◆ TASK ◆
Make an exact transcription of the material, leaving out all images.

◆ RECORD EXTRACTS ◆
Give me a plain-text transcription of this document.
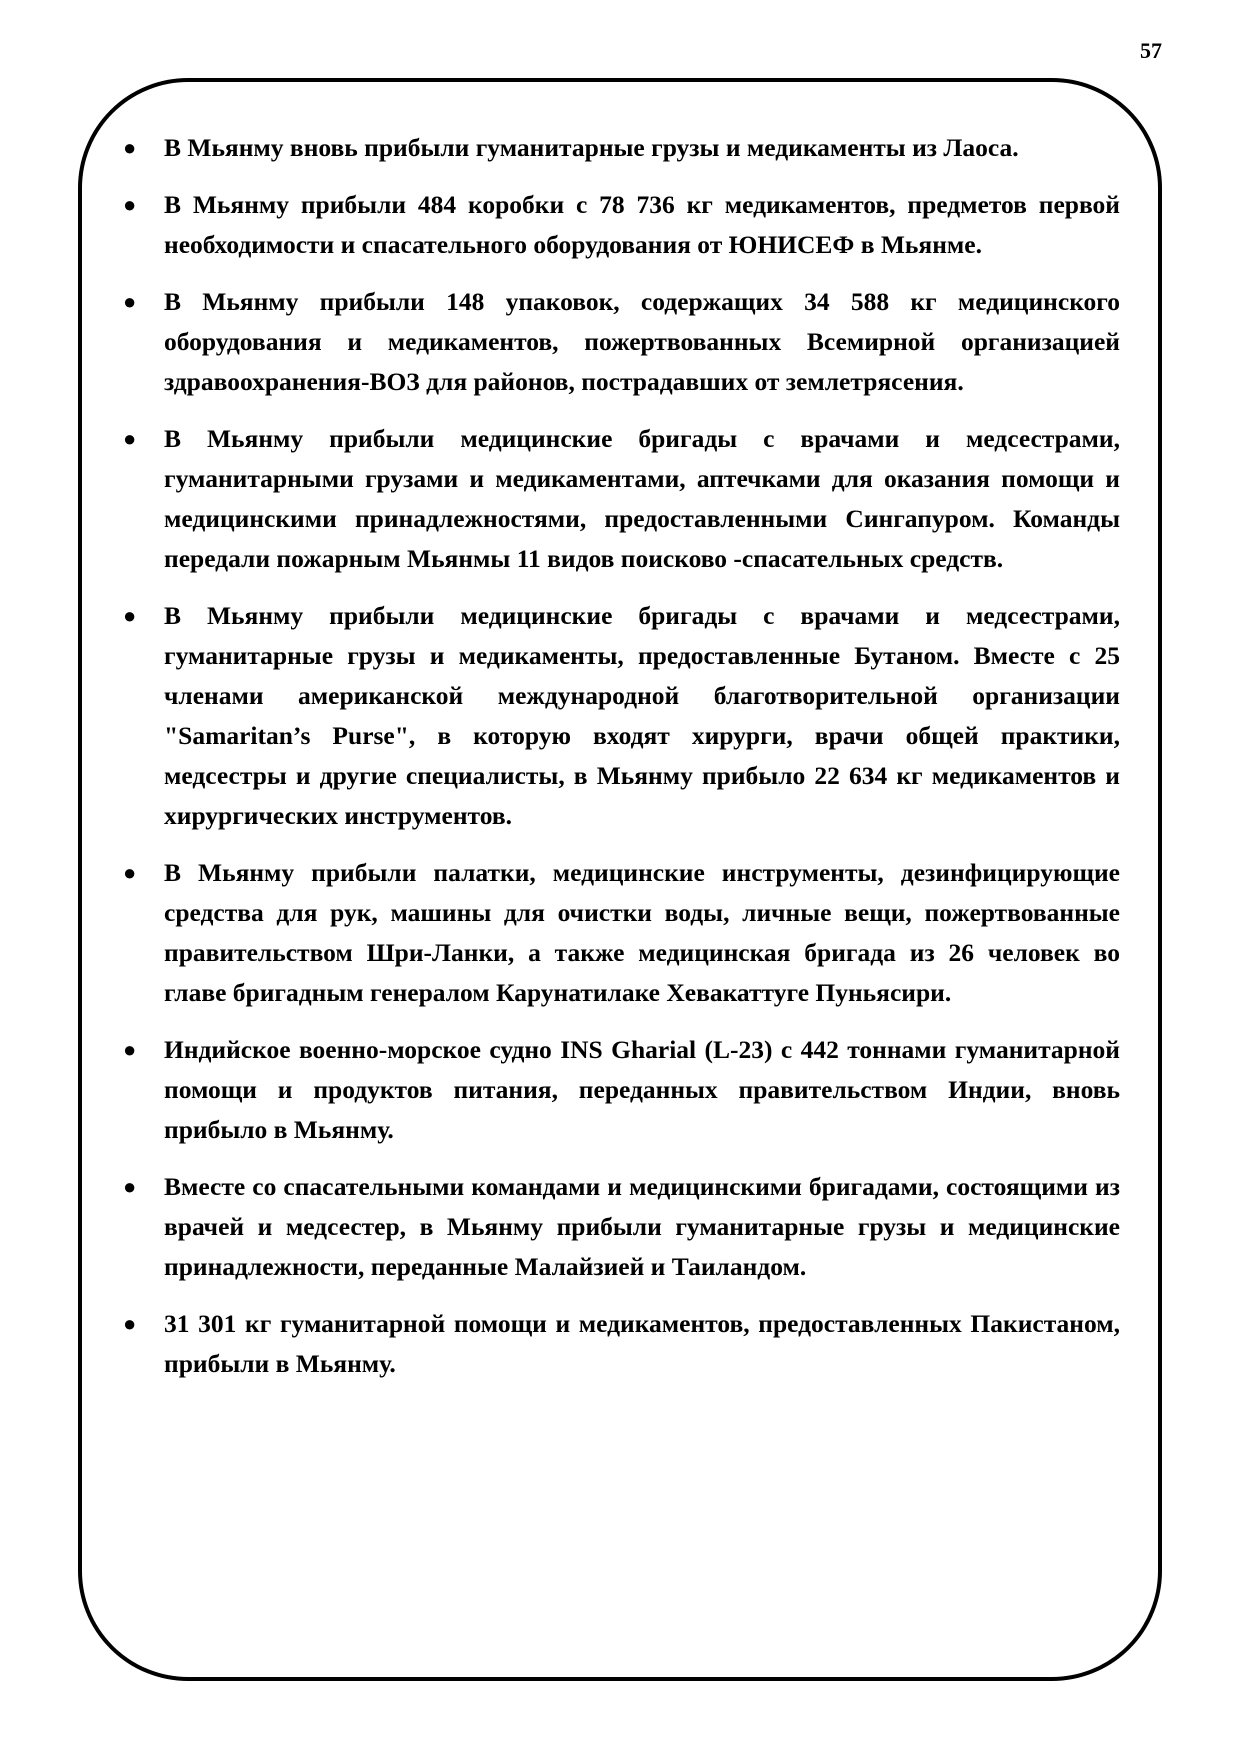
57
● В Мьянму вновь прибыли гуманитарные грузы и медикаменты из Лаоса.
● В Мьянму прибыли 484 коробки с 78 736 кг медикаментов, предметов первой необходимости и спасательного оборудования от ЮНИСЕФ в Мьянме.
● В Мьянму прибыли 148 упаковок, содержащих 34 588 кг медицинского оборудования и медикаментов, пожертвованных Всемирной организацией здравоохранения-ВОЗ для районов, пострадавших от землетрясения.
● В Мьянму прибыли медицинские бригады с врачами и медсестрами, гуманитарными грузами и медикаментами, аптечками для оказания помощи и медицинскими принадлежностями, предоставленными Сингапуром. Команды передали пожарным Мьянмы 11 видов поисково -спасательных средств.
● В Мьянму прибыли медицинские бригады с врачами и медсестрами, гуманитарные грузы и медикаменты, предоставленные Бутаном. Вместе с 25 членами американской международной благотворительной организации "Samaritan’s Purse", в которую входят хирурги, врачи общей практики, медсестры и другие специалисты, в Мьянму прибыло 22 634 кг медикаментов и хирургических инструментов.
● В Мьянму прибыли палатки, медицинские инструменты, дезинфицирующие средства для рук, машины для очистки воды, личные вещи, пожертвованные правительством Шри-Ланки, а также медицинская бригада из 26 человек во главе бригадным генералом Карунатилаке Хевакаттуге Пуньясири.
● Индийское военно-морское судно INS Gharial (L-23) с 442 тоннами гуманитарной помощи и продуктов питания, переданных правительством Индии, вновь прибыло в Мьянму.
● Вместе со спасательными командами и медицинскими бригадами, состоящими из врачей и медсестер, в Мьянму прибыли гуманитарные грузы и медицинские принадлежности, переданные Малайзией и Таиландом.
● 31 301 кг гуманитарной помощи и медикаментов, предоставленных Пакистаном, прибыли в Мьянму.
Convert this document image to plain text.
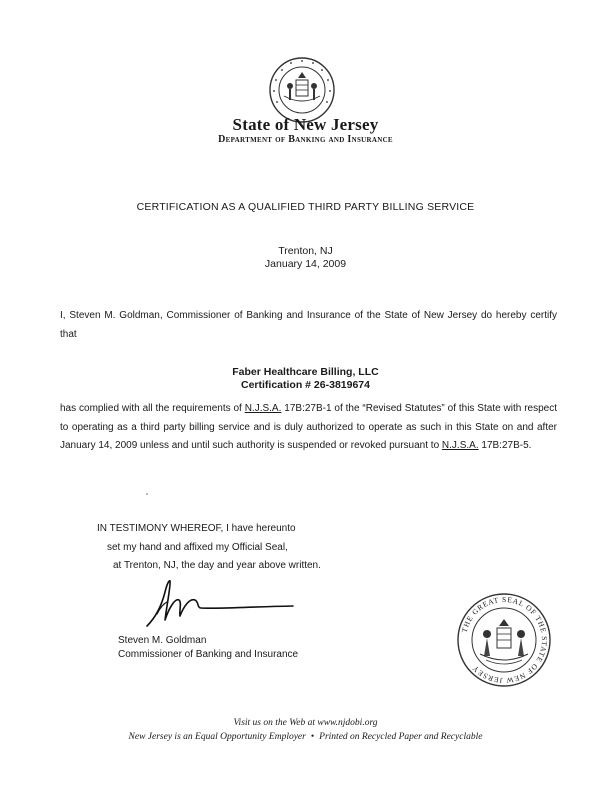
State of New Jersey
Department of Banking and Insurance
CERTIFICATION AS A QUALIFIED THIRD PARTY BILLING SERVICE
Trenton, NJ
January 14, 2009
I, Steven M. Goldman, Commissioner of Banking and Insurance of the State of New Jersey do hereby certify that
Faber Healthcare Billing, LLC
Certification # 26-3819674
has complied with all the requirements of N.J.S.A. 17B:27B-1 of the “Revised Statutes” of this State with respect to operating as a third party billing service and is duly authorized to operate as such in this State on and after January 14, 2009 unless and until such authority is suspended or revoked pursuant to N.J.S.A. 17B:27B-5.
IN TESTIMONY WHEREOF, I have hereunto
set my hand and affixed my Official Seal,
at Trenton, NJ, the day and year above written.
Steven M. Goldman
Commissioner of Banking and Insurance
THE GREAT SEAL OF THE STATE OF NEW JERSEY
Visit us on the Web at www.njdobi.org
New Jersey is an Equal Opportunity Employer • Printed on Recycled Paper and Recyclable
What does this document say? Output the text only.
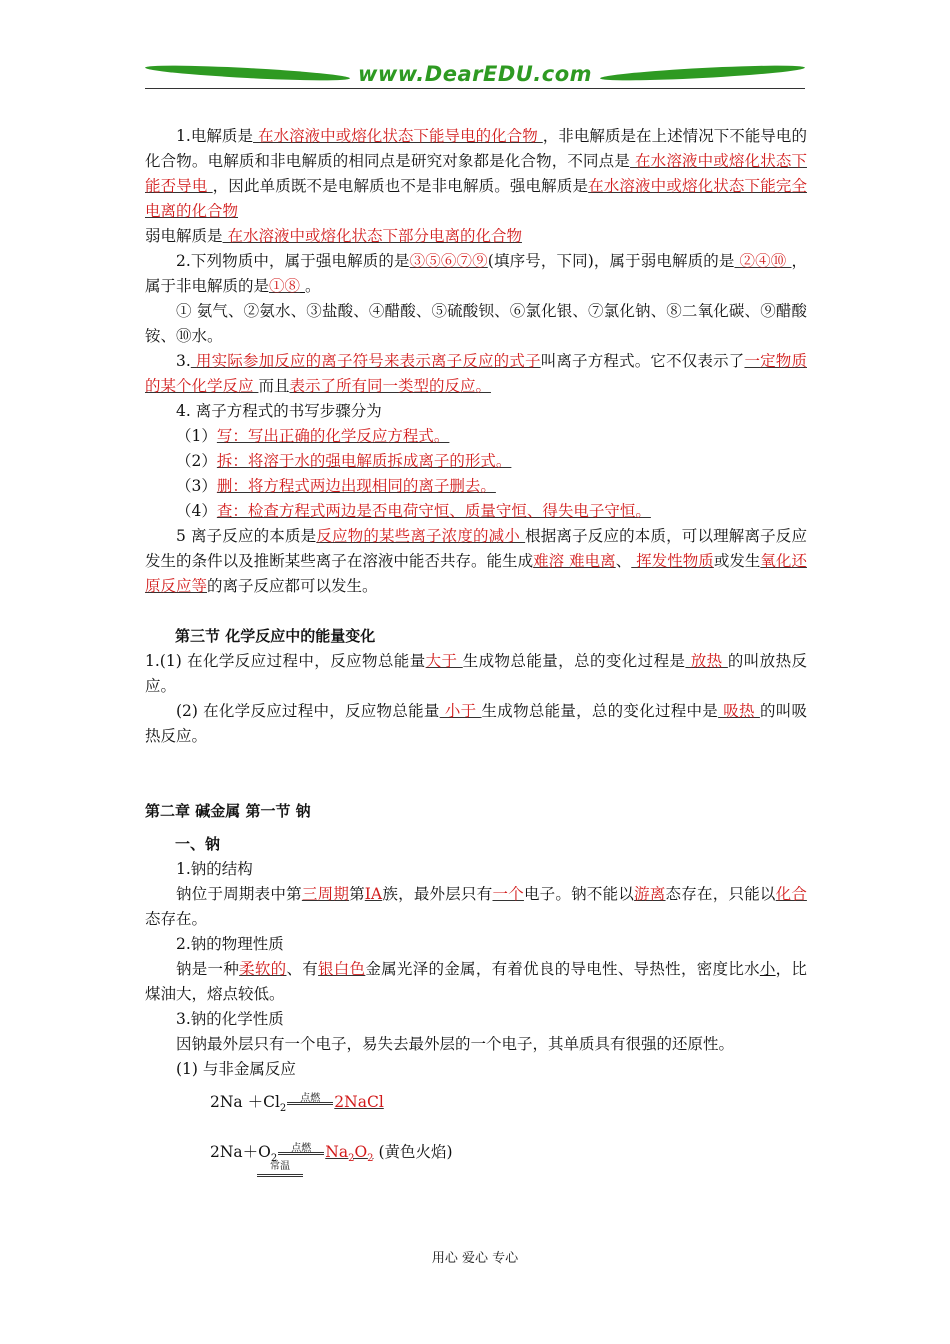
www.DearEDU.com

1.电解质是 在水溶液中或熔化状态下能导电的化合物 ，非电解质是在上述情况下不能导电的化合物。电解质和非电解质的相同点是研究对象都是化合物，不同点是 在水溶液中或熔化状态下能否导电 ，因此单质既不是电解质也不是非电解质。强电解质是在水溶液中或熔化状态下能完全电离的化合物
弱电解质是 在水溶液中或熔化状态下部分电离的化合物

2.下列物质中，属于强电解质的是③⑤⑥⑦⑨(填序号，下同)，属于弱电解质的是 ②④⑩ ，属于非电解质的是①⑧ 。

① 氨气、②氨水、③盐酸、④醋酸、⑤硫酸钡、⑥氯化银、⑦氯化钠、⑧二氧化碳、⑨醋酸铵、⑩水。

3. 用实际参加反应的离子符号来表示离子反应的式子叫离子方程式。它不仅表示了一定物质的某个化学反应 而且表示了所有同一类型的反应。

4. 离子方程式的书写步骤分为

（1）写：写出正确的化学反应方程式。

（2）拆：将溶于水的强电解质拆成离子的形式。

（3）删：将方程式两边出现相同的离子删去。

（4）查：检查方程式两边是否电荷守恒、质量守恒、得失电子守恒。

5 离子反应的本质是反应物的某些离子浓度的减小 根据离子反应的本质，可以理解离子反应发生的条件以及推断某些离子在溶液中能否共存。能生成难溶 难电离、 挥发性物质或发生氧化还原反应等的离子反应都可以发生。

第三节 化学反应中的能量变化

1.(1) 在化学反应过程中，反应物总能量大于 生成物总能量，总的变化过程是 放热 的叫放热反应。

(2) 在化学反应过程中，反应物总能量 小于 生成物总能量，总的变化过程中是 吸热 的叫吸热反应。

第二章 碱金属 第一节 钠

一、钠

1.钠的结构

钠位于周期表中第三周期第IA族，最外层只有一个电子。钠不能以游离态存在，只能以化合态存在。

2.钠的物理性质

钠是一种柔软的、有银白色金属光泽的金属，有着优良的导电性、导热性，密度比水小，比煤油大，熔点较低。

3.钠的化学性质

因钠最外层只有一个电子，易失去最外层的一个电子，其单质具有很强的还原性。

(1) 与非金属反应

$2Na +Cl_2$
点燃 2NaCl
$2Na+O_2$
点燃 $Na_2O_2$ (黄色火焰)
常温
用心 爱心 专心
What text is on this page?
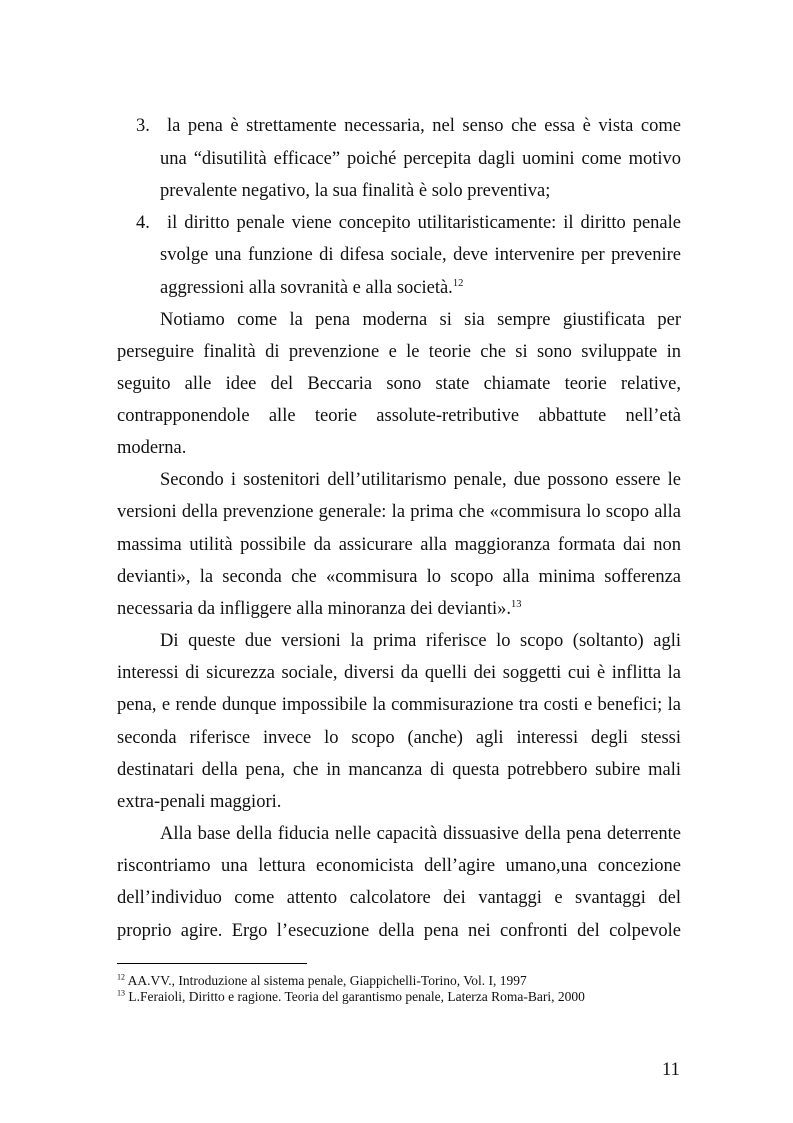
3. la pena è strettamente necessaria, nel senso che essa è vista come
una “disutilità efficace” poiché percepita dagli uomini come motivo
prevalente negativo, la sua finalità è solo preventiva;
4. il diritto penale viene concepito utilitaristicamente: il diritto penale
svolge una funzione di difesa sociale, deve intervenire per prevenire
aggressioni alla sovranità e alla società.$^{12}$
Notiamo come la pena moderna si sia sempre giustificata per
perseguire finalità di prevenzione e le teorie che si sono sviluppate in
seguito alle idee del Beccaria sono state chiamate teorie relative,
contrapponendole alle teorie assolute-retributive abbattute nell’età
moderna.
Secondo i sostenitori dell’utilitarismo penale, due possono essere le
versioni della prevenzione generale: la prima che «commisura lo scopo alla
massima utilità possibile da assicurare alla maggioranza formata dai non
devianti», la seconda che «commisura lo scopo alla minima sofferenza
necessaria da infliggere alla minoranza dei devianti».$^{13}$
Di queste due versioni la prima riferisce lo scopo (soltanto) agli
interessi di sicurezza sociale, diversi da quelli dei soggetti cui è inflitta la
pena, e rende dunque impossibile la commisurazione tra costi e benefici; la
seconda riferisce invece lo scopo (anche) agli interessi degli stessi
destinatari della pena, che in mancanza di questa potrebbero subire mali
extra-penali maggiori.
Alla base della fiducia nelle capacità dissuasive della pena deterrente
riscontriamo una lettura economicista dell’agire umano,una concezione
dell’individuo come attento calcolatore dei vantaggi e svantaggi del
proprio agire. Ergo l’esecuzione della pena nei confronti del colpevole
$^{12}$ AA.VV., Introduzione al sistema penale, Giappichelli-Torino, Vol. I, 1997
$^{13}$ L.Feraioli, Diritto e ragione. Teoria del garantismo penale, Laterza Roma-Bari, 2000
11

◆ OUTPUT FOR THIS TASK ◆
Give me a plain-text transcription of this document.
57
● В Мьянму вновь прибыли гуманитарные грузы и медикаменты из Лаоса.
● В Мьянму прибыли 484 коробки с 78 736 кг медикаментов, предметов первой необходимости и спасательного оборудования от ЮНИСЕФ в Мьянме.
● В Мьянму прибыли 148 упаковок, содержащих 34 588 кг медицинского оборудования и медикаментов, пожертвованных Всемирной организацией здравоохранения-ВОЗ для районов, пострадавших от землетрясения.
● В Мьянму прибыли медицинские бригады с врачами и медсестрами, гуманитарными грузами и медикаментами, аптечками для оказания помощи и медицинскими принадлежностями, предоставленными Сингапуром. Команды передали пожарным Мьянмы 11 видов поисково -спасательных средств.
● В Мьянму прибыли медицинские бригады с врачами и медсестрами, гуманитарные грузы и медикаменты, предоставленные Бутаном. Вместе с 25 членами американской международной благотворительной организации "Samaritan’s Purse", в которую входят хирурги, врачи общей практики, медсестры и другие специалисты, в Мьянму прибыло 22 634 кг медикаментов и хирургических инструментов.
● В Мьянму прибыли палатки, медицинские инструменты, дезинфицирующие средства для рук, машины для очистки воды, личные вещи, пожертвованные правительством Шри-Ланки, а также медицинская бригада из 26 человек во главе бригадным генералом Карунатилаке Хевакаттуге Пуньясири.
● Индийское военно-морское судно INS Gharial (L-23) с 442 тоннами гуманитарной помощи и продуктов питания, переданных правительством Индии, вновь прибыло в Мьянму.
● Вместе со спасательными командами и медицинскими бригадами, состоящими из врачей и медсестер, в Мьянму прибыли гуманитарные грузы и медицинские принадлежности, переданные Малайзией и Таиландом.
● 31 301 кг гуманитарной помощи и медикаментов, предоставленных Пакистаном, прибыли в Мьянму.
Convert this document image to plain text.
State of New Jersey
Department of Banking and Insurance
CERTIFICATION AS A QUALIFIED THIRD PARTY BILLING SERVICE
Trenton, NJ
January 14, 2009
I, Steven M. Goldman, Commissioner of Banking and Insurance of the State of New Jersey do hereby certify that
Faber Healthcare Billing, LLC
Certification # 26-3819674
has complied with all the requirements of N.J.S.A. 17B:27B-1 of the “Revised Statutes” of this State with respect to operating as a third party billing service and is duly authorized to operate as such in this State on and after January 14, 2009 unless and until such authority is suspended or revoked pursuant to N.J.S.A. 17B:27B-5.
IN TESTIMONY WHEREOF, I have hereunto
set my hand and affixed my Official Seal,
at Trenton, NJ, the day and year above written.
Steven M. Goldman
Commissioner of Banking and Insurance
THE GREAT SEAL OF THE STATE OF NEW JERSEY
Visit us on the Web at www.njdobi.org
New Jersey is an Equal Opportunity Employer • Printed on Recycled Paper and Recyclable
What does this document say? Output the text only.
www.DearEDU.com

1.电解质是 在水溶液中或熔化状态下能导电的化合物 ，非电解质是在上述情况下不能导电的化合物。电解质和非电解质的相同点是研究对象都是化合物，不同点是 在水溶液中或熔化状态下能否导电 ，因此单质既不是电解质也不是非电解质。强电解质是在水溶液中或熔化状态下能完全电离的化合物
弱电解质是 在水溶液中或熔化状态下部分电离的化合物

2.下列物质中，属于强电解质的是③⑤⑥⑦⑨(填序号，下同)，属于弱电解质的是 ②④⑩ ，属于非电解质的是①⑧ 。

① 氨气、②氨水、③盐酸、④醋酸、⑤硫酸钡、⑥氯化银、⑦氯化钠、⑧二氧化碳、⑨醋酸铵、⑩水。

3. 用实际参加反应的离子符号来表示离子反应的式子叫离子方程式。它不仅表示了一定物质的某个化学反应 而且表示了所有同一类型的反应。

4. 离子方程式的书写步骤分为

（1）写：写出正确的化学反应方程式。

（2）拆：将溶于水的强电解质拆成离子的形式。

（3）删：将方程式两边出现相同的离子删去。

（4）查：检查方程式两边是否电荷守恒、质量守恒、得失电子守恒。

5 离子反应的本质是反应物的某些离子浓度的减小 根据离子反应的本质，可以理解离子反应发生的条件以及推断某些离子在溶液中能否共存。能生成难溶 难电离、 挥发性物质或发生氧化还原反应等的离子反应都可以发生。

第三节 化学反应中的能量变化

1.(1) 在化学反应过程中，反应物总能量大于 生成物总能量，总的变化过程是 放热 的叫放热反应。

(2) 在化学反应过程中，反应物总能量 小于 生成物总能量，总的变化过程中是 吸热 的叫吸热反应。

第二章 碱金属 第一节 钠

一、钠

1.钠的结构

钠位于周期表中第三周期第IA族，最外层只有一个电子。钠不能以游离态存在，只能以化合态存在。

2.钠的物理性质

钠是一种柔软的、有银白色金属光泽的金属，有着优良的导电性、导热性，密度比水小，比煤油大，熔点较低。

3.钠的化学性质

因钠最外层只有一个电子，易失去最外层的一个电子，其单质具有很强的还原性。

(1) 与非金属反应

$2Na +Cl_2$
点燃 2NaCl
$2Na+O_2$
点燃 $Na_2O_2$ (黄色火焰)
常温
用心 爱心 专心
What text is on this page?
3. la pena è strettamente necessaria, nel senso che essa è vista come
una “disutilità efficace” poiché percepita dagli uomini come motivo
prevalente negativo, la sua finalità è solo preventiva;
4. il diritto penale viene concepito utilitaristicamente: il diritto penale
svolge una funzione di difesa sociale, deve intervenire per prevenire
aggressioni alla sovranità e alla società.$^{12}$
Notiamo come la pena moderna si sia sempre giustificata per
perseguire finalità di prevenzione e le teorie che si sono sviluppate in
seguito alle idee del Beccaria sono state chiamate teorie relative,
contrapponendole alle teorie assolute-retributive abbattute nell’età
moderna.
Secondo i sostenitori dell’utilitarismo penale, due possono essere le
versioni della prevenzione generale: la prima che «commisura lo scopo alla
massima utilità possibile da assicurare alla maggioranza formata dai non
devianti», la seconda che «commisura lo scopo alla minima sofferenza
necessaria da infliggere alla minoranza dei devianti».$^{13}$
Di queste due versioni la prima riferisce lo scopo (soltanto) agli
interessi di sicurezza sociale, diversi da quelli dei soggetti cui è inflitta la
pena, e rende dunque impossibile la commisurazione tra costi e benefici; la
seconda riferisce invece lo scopo (anche) agli interessi degli stessi
destinatari della pena, che in mancanza di questa potrebbero subire mali
extra-penali maggiori.
Alla base della fiducia nelle capacità dissuasive della pena deterrente
riscontriamo una lettura economicista dell’agire umano,una concezione
dell’individuo come attento calcolatore dei vantaggi e svantaggi del
proprio agire. Ergo l’esecuzione della pena nei confronti del colpevole
$^{12}$ AA.VV., Introduzione al sistema penale, Giappichelli-Torino, Vol. I, 1997
$^{13}$ L.Feraioli, Diritto e ragione. Teoria del garantismo penale, Laterza Roma-Bari, 2000
11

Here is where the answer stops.